TASK PROMPT — Answer with nothing but the number of lines that include the word "пресноводных".

Dataset rows:
----------------------------------------
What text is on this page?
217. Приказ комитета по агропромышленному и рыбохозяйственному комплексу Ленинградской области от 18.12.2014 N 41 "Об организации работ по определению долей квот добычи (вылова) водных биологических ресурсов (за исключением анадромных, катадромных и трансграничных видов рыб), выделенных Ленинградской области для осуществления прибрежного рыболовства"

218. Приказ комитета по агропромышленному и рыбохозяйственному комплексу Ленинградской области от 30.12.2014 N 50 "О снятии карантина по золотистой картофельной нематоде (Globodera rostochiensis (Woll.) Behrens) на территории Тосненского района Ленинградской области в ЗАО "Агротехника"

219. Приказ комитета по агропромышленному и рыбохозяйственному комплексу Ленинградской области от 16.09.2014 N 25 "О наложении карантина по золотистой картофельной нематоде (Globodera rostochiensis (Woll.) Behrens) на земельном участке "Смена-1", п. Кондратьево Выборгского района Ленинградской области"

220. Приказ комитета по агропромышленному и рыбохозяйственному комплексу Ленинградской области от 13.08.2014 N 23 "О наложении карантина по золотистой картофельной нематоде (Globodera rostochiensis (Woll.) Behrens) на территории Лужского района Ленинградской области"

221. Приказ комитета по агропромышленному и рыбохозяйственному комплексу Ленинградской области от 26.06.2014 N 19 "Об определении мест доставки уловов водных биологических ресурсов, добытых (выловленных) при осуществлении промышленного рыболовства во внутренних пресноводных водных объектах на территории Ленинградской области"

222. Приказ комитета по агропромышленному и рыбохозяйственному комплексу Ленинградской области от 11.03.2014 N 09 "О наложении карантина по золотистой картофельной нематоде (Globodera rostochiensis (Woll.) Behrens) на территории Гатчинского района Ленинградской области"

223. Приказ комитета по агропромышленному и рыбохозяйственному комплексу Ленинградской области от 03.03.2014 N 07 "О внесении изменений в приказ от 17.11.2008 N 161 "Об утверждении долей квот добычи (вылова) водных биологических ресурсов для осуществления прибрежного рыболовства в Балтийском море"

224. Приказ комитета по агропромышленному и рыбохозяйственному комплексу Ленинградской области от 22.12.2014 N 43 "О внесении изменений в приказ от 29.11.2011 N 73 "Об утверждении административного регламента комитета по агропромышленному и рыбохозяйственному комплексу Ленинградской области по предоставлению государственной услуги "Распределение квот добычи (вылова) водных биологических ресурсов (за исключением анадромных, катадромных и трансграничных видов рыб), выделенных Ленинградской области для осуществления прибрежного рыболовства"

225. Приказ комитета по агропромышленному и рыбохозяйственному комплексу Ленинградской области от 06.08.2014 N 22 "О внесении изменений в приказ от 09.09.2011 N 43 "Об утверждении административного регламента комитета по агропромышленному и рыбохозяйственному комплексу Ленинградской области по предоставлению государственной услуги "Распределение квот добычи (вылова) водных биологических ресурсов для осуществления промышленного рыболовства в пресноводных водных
----------------------------------------
TASK RESPONSE — 2